- _Material supplied_:
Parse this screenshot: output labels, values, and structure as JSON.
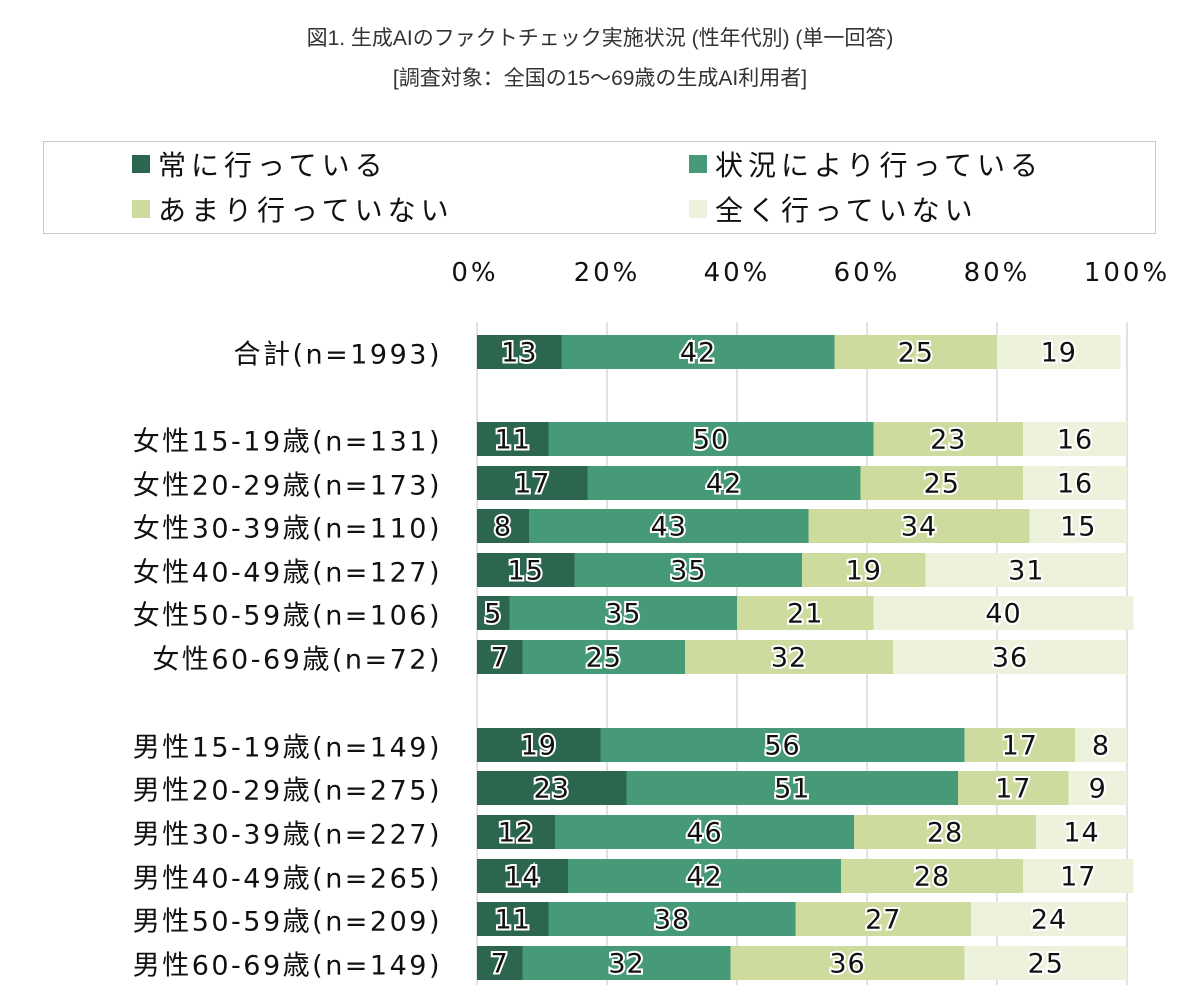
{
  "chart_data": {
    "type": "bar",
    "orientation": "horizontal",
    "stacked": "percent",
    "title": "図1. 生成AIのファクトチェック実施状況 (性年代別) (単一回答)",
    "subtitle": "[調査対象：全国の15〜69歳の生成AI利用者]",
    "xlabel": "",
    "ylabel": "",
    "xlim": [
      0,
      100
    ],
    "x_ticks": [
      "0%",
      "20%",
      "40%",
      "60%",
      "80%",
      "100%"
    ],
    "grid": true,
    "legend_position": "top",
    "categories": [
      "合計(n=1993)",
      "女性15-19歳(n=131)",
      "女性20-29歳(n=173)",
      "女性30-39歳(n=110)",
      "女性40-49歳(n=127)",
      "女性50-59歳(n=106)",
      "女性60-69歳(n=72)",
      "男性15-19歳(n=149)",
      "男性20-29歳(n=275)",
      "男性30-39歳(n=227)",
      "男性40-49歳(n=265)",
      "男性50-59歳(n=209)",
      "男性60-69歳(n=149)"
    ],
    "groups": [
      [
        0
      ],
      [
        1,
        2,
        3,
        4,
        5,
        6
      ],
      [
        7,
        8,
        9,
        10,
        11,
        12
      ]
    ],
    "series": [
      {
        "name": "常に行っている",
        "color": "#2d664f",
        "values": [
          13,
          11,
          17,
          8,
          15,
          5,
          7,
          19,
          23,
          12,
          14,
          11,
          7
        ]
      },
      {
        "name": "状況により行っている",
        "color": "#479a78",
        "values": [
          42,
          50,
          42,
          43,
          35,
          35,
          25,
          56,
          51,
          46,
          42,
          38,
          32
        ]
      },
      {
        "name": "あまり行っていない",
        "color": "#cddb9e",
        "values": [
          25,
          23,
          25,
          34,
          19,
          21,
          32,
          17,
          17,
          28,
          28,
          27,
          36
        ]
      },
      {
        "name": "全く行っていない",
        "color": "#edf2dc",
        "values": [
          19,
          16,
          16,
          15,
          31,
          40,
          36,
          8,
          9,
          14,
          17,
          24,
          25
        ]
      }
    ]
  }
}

- _Exercise_: Pictures are excluded; copy every other part of the records exactly.

- _Complete answer_:
Parse this screenshot: output labels, values, and structure as JSON.
{
  "chart_data": {
    "type": "bar",
    "orientation": "horizontal",
    "stacked": "percent",
    "title": "図1. 生成AIのファクトチェック実施状況 (性年代別) (単一回答)",
    "subtitle": "[調査対象：全国の15〜69歳の生成AI利用者]",
    "xlabel": "",
    "ylabel": "",
    "xlim": [
      0,
      100
    ],
    "x_ticks": [
      "0%",
      "20%",
      "40%",
      "60%",
      "80%",
      "100%"
    ],
    "grid": true,
    "legend_position": "top",
    "categories": [
      "合計(n=1993)",
      "女性15-19歳(n=131)",
      "女性20-29歳(n=173)",
      "女性30-39歳(n=110)",
      "女性40-49歳(n=127)",
      "女性50-59歳(n=106)",
      "女性60-69歳(n=72)",
      "男性15-19歳(n=149)",
      "男性20-29歳(n=275)",
      "男性30-39歳(n=227)",
      "男性40-49歳(n=265)",
      "男性50-59歳(n=209)",
      "男性60-69歳(n=149)"
    ],
    "groups": [
      [
        0
      ],
      [
        1,
        2,
        3,
        4,
        5,
        6
      ],
      [
        7,
        8,
        9,
        10,
        11,
        12
      ]
    ],
    "series": [
      {
        "name": "常に行っている",
        "color": "#2d664f",
        "values": [
          13,
          11,
          17,
          8,
          15,
          5,
          7,
          19,
          23,
          12,
          14,
          11,
          7
        ]
      },
      {
        "name": "状況により行っている",
        "color": "#479a78",
        "values": [
          42,
          50,
          42,
          43,
          35,
          35,
          25,
          56,
          51,
          46,
          42,
          38,
          32
        ]
      },
      {
        "name": "あまり行っていない",
        "color": "#cddb9e",
        "values": [
          25,
          23,
          25,
          34,
          19,
          21,
          32,
          17,
          17,
          28,
          28,
          27,
          36
        ]
      },
      {
        "name": "全く行っていない",
        "color": "#edf2dc",
        "values": [
          19,
          16,
          16,
          15,
          31,
          40,
          36,
          8,
          9,
          14,
          17,
          24,
          25
        ]
      }
    ]
  }
}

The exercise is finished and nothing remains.